Aim :: From the entries below, gather each line containing the word "text".

Input rows ::

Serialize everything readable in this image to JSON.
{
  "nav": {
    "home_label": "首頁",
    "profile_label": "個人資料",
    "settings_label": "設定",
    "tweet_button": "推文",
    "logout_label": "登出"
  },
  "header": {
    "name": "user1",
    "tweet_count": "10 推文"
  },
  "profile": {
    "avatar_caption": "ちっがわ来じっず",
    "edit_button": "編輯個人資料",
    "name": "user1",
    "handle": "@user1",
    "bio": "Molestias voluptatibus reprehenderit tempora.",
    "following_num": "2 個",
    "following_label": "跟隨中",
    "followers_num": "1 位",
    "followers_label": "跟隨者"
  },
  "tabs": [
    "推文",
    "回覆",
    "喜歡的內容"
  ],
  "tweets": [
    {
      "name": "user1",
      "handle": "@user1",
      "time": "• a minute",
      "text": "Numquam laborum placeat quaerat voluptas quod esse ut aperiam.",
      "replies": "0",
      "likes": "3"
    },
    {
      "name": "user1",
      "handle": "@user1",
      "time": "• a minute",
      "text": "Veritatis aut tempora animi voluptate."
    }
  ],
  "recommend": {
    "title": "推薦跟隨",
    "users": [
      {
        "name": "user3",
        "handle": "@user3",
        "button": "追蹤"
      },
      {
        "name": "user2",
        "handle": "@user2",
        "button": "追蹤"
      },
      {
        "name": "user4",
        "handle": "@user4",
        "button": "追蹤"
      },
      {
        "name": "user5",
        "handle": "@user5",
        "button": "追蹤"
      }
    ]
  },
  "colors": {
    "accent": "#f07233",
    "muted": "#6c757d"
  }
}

Output ::
      "text": "Numquam laborum placeat quaerat voluptas quod esse ut aperiam.",
      "text": "Veritatis aut tempora animi voluptate."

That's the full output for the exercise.